_Given task_: List all lines in the material below that contain "JSON".
— BEGIN Extracted entries —
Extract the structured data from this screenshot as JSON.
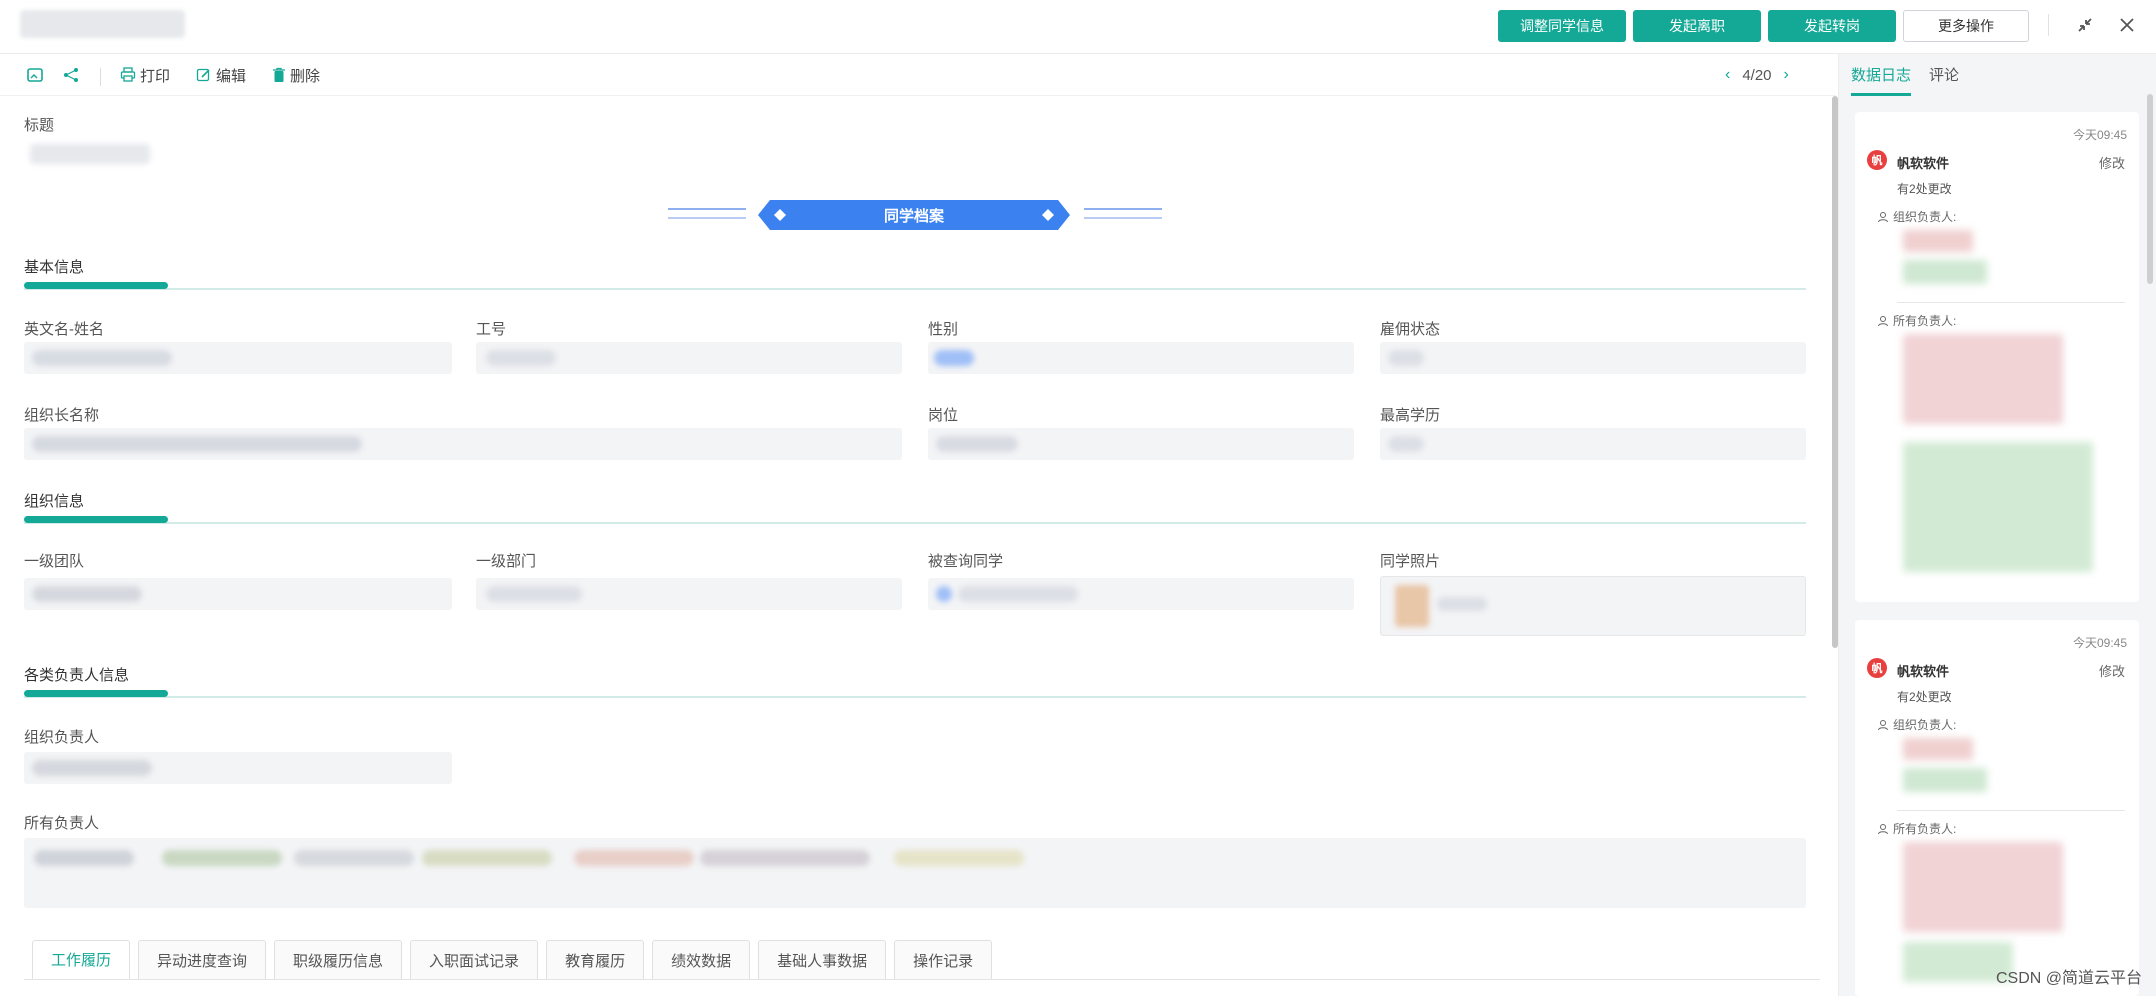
{
  "header": {
    "buttons": {
      "adjust": "调整同学信息",
      "resign": "发起离职",
      "transfer": "发起转岗",
      "more": "更多操作"
    }
  },
  "toolbar": {
    "print": "打印",
    "edit": "编辑",
    "delete": "删除",
    "pager": "4/20"
  },
  "form": {
    "title_label": "标题",
    "banner": "同学档案",
    "sections": {
      "basic": "基本信息",
      "org": "组织信息",
      "owners": "各类负责人信息"
    },
    "fields": {
      "english_name": "英文名-姓名",
      "employee_no": "工号",
      "gender": "性别",
      "employment_status": "雇佣状态",
      "org_full_name": "组织长名称",
      "position": "岗位",
      "education": "最高学历",
      "team_l1": "一级团队",
      "dept_l1": "一级部门",
      "queried_colleague": "被查询同学",
      "photo": "同学照片",
      "org_owner": "组织负责人",
      "all_owners": "所有负责人"
    }
  },
  "bottom_tabs": [
    "工作履历",
    "异动进度查询",
    "职级履历信息",
    "入职面试记录",
    "教育履历",
    "绩效数据",
    "基础人事数据",
    "操作记录"
  ],
  "right_panel": {
    "tabs": [
      "数据日志",
      "评论"
    ],
    "logs": [
      {
        "time": "今天09:45",
        "avatar": "帆",
        "user": "帆软软件",
        "action": "修改",
        "summary": "有2处更改",
        "field1": "组织负责人:",
        "field2": "所有负责人:"
      },
      {
        "time": "今天09:45",
        "avatar": "帆",
        "user": "帆软软件",
        "action": "修改",
        "summary": "有2处更改",
        "field1": "组织负责人:",
        "field2": "所有负责人:"
      }
    ]
  },
  "watermark": "CSDN @简道云平台"
}
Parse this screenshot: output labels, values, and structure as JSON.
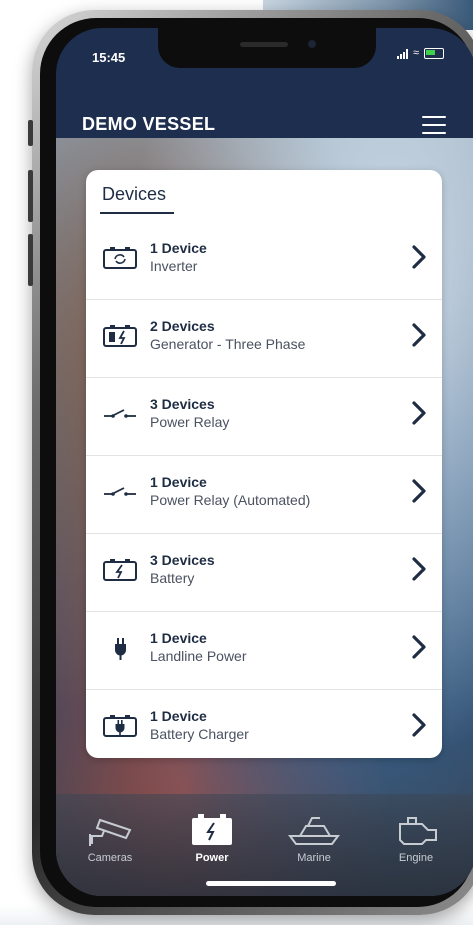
— END Extracted entries —
_Problem solution_:
Extract the structured data from this screenshot as JSON.
Parse this screenshot: output labels, values, and structure as JSON.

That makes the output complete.